Write out each line from the data below that includes the word "right".
begin Material for this exercise
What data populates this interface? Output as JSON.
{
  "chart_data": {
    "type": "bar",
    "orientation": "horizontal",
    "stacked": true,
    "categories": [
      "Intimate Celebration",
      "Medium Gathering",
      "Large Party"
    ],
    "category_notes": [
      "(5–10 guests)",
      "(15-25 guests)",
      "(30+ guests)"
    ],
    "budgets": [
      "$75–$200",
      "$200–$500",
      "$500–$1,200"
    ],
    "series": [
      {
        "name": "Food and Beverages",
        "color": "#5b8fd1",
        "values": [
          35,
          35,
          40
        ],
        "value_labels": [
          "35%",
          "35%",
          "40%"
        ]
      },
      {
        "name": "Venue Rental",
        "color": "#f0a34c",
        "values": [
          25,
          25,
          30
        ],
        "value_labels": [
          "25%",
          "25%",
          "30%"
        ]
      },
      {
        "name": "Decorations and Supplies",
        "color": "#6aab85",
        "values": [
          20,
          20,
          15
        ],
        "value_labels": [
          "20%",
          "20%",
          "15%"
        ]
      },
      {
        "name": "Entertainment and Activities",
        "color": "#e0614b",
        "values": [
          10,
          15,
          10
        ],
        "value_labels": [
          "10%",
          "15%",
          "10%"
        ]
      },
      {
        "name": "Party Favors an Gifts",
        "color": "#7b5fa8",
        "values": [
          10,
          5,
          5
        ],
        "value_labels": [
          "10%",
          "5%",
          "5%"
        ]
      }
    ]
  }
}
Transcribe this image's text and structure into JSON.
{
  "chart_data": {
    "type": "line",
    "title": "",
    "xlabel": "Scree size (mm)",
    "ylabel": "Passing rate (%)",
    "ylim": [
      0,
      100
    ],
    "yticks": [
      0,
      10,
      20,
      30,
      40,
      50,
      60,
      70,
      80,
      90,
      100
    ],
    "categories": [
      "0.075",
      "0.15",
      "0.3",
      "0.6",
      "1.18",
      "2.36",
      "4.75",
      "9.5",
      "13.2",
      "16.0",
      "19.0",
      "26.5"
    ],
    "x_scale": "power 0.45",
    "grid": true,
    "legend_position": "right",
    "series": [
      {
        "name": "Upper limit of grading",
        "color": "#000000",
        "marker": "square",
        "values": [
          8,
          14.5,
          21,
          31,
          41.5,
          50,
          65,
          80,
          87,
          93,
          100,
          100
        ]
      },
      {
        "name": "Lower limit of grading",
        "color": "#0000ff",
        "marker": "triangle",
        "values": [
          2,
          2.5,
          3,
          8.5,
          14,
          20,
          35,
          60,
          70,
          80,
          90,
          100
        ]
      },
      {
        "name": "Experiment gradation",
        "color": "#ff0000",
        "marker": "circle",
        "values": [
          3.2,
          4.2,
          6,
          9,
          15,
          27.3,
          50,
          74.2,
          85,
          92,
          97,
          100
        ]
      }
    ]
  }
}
end Material for this exercise
begin Material for this exercise
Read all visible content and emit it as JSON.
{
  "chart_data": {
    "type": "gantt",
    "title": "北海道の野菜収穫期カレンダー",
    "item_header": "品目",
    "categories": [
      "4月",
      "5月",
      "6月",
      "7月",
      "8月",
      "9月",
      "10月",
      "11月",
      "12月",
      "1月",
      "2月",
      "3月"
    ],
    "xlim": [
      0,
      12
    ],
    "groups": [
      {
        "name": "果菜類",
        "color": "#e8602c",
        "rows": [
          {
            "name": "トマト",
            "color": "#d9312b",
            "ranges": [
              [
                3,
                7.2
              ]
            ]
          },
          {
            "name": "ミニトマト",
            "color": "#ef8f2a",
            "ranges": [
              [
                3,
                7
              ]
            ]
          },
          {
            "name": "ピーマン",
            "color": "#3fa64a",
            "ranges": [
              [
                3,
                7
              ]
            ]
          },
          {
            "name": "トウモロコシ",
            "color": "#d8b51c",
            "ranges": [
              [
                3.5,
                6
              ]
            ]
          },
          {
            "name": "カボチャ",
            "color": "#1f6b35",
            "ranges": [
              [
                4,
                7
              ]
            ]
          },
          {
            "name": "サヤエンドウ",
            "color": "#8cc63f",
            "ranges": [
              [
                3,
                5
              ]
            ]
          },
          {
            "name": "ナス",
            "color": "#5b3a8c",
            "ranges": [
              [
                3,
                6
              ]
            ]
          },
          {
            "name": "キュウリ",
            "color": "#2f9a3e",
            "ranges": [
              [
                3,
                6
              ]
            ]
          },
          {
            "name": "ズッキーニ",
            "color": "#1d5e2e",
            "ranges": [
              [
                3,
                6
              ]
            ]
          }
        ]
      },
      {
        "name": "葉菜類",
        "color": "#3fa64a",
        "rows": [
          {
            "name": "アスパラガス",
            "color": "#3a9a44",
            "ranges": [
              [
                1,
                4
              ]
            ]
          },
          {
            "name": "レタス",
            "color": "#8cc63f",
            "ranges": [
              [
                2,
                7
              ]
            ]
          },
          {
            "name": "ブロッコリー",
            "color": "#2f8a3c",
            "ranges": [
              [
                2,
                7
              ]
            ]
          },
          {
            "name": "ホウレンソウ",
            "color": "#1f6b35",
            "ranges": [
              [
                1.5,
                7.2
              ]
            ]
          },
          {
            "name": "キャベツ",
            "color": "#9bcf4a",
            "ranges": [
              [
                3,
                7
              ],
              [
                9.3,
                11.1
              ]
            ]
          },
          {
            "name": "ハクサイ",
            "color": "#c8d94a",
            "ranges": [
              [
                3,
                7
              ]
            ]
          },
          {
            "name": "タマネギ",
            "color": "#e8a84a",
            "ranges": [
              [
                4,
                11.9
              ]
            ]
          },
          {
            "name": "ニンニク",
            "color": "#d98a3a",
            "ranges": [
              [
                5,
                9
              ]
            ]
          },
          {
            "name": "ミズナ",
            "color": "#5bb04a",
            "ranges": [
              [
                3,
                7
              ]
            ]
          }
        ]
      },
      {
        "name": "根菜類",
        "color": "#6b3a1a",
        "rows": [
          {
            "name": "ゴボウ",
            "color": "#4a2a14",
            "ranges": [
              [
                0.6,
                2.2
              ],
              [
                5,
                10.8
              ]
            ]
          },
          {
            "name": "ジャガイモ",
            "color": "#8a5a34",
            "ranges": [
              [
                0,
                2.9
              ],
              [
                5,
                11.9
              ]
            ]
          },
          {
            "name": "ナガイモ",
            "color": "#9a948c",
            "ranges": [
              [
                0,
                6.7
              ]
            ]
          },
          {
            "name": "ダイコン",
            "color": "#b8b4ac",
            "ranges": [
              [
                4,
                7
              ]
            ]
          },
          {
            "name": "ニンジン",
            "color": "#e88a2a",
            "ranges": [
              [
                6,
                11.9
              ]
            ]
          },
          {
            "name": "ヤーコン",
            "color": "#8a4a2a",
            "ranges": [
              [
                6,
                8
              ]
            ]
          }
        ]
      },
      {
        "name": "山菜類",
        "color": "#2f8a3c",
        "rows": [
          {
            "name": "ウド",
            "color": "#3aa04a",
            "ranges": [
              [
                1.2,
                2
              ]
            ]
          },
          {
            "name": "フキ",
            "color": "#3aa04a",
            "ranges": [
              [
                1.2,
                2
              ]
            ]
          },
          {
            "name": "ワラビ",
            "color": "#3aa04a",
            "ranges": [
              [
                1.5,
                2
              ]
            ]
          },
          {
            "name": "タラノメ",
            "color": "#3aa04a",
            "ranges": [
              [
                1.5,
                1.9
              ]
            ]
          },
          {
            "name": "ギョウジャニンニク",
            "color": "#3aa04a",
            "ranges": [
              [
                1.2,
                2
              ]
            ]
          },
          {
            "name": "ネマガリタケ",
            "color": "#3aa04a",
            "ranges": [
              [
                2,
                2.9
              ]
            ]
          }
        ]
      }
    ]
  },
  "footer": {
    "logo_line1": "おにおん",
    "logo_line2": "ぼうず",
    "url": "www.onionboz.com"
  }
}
end Material for this exercise
begin Material for this exercise
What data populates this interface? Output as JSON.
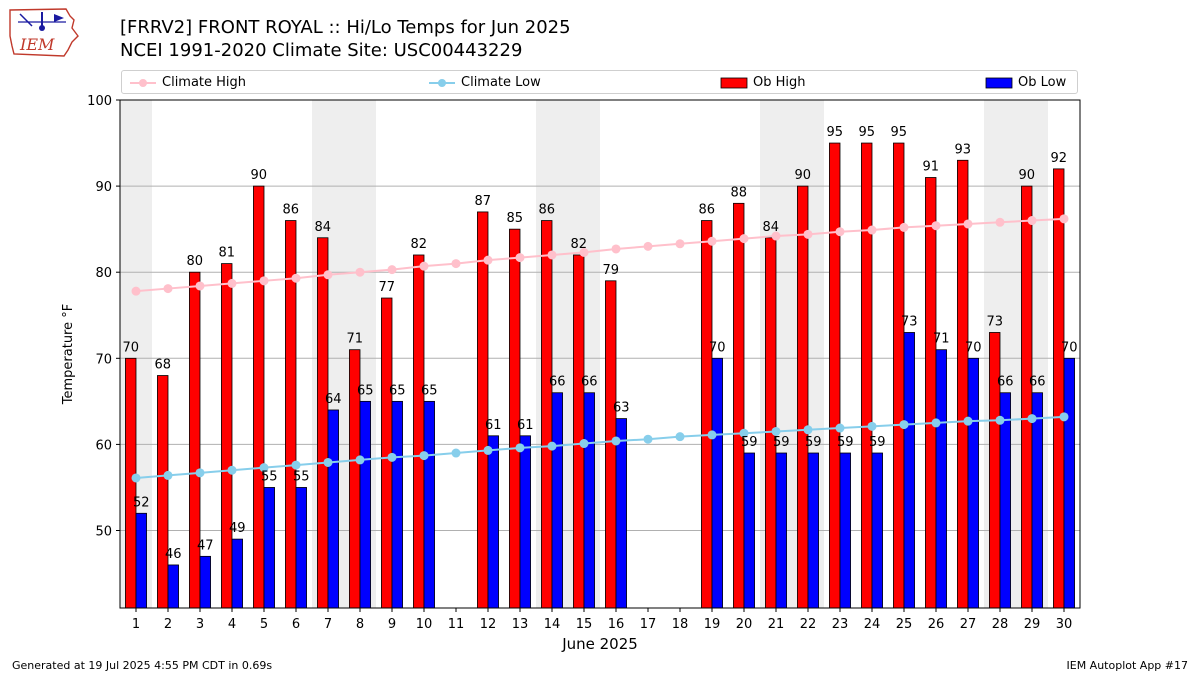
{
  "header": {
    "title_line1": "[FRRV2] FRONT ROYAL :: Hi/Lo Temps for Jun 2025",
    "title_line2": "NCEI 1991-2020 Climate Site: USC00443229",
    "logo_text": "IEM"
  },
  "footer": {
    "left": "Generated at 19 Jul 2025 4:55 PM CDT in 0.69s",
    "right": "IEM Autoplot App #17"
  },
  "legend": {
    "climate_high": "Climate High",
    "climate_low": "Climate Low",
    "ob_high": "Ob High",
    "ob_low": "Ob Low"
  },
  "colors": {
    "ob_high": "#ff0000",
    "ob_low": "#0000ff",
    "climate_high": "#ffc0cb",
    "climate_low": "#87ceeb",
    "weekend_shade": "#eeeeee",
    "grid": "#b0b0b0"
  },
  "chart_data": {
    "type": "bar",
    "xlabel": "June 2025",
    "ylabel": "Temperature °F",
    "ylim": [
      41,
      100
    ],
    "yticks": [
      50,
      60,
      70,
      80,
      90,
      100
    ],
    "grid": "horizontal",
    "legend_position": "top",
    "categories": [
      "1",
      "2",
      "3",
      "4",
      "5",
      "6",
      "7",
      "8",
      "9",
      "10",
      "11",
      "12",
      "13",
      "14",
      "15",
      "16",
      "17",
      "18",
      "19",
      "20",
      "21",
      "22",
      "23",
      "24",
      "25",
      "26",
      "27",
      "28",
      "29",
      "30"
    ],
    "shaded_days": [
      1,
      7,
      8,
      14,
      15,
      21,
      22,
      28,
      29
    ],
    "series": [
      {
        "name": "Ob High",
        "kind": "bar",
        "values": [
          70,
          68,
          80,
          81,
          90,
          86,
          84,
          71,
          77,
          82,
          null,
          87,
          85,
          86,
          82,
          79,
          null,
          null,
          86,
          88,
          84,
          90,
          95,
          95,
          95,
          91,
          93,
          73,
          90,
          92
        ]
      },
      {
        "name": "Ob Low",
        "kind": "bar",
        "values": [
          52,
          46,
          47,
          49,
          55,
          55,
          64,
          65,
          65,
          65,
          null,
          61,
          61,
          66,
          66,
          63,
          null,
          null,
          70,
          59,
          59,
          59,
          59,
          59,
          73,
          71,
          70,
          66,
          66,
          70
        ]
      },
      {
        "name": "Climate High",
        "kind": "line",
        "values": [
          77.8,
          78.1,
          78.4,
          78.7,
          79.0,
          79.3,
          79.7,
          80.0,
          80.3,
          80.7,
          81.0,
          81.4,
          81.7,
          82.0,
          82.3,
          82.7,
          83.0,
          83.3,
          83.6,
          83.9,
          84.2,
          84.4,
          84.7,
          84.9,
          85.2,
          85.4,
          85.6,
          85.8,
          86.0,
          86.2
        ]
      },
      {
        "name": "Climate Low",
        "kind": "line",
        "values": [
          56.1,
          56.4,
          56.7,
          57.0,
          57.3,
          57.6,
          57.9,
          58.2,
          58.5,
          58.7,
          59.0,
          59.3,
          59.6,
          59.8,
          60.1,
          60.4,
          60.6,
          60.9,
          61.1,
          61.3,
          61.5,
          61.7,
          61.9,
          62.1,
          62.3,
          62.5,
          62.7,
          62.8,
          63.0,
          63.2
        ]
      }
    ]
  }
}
end Material for this exercise
The reply ::
    "legend_position": "right",
    "right": "IEM Autoplot App #17"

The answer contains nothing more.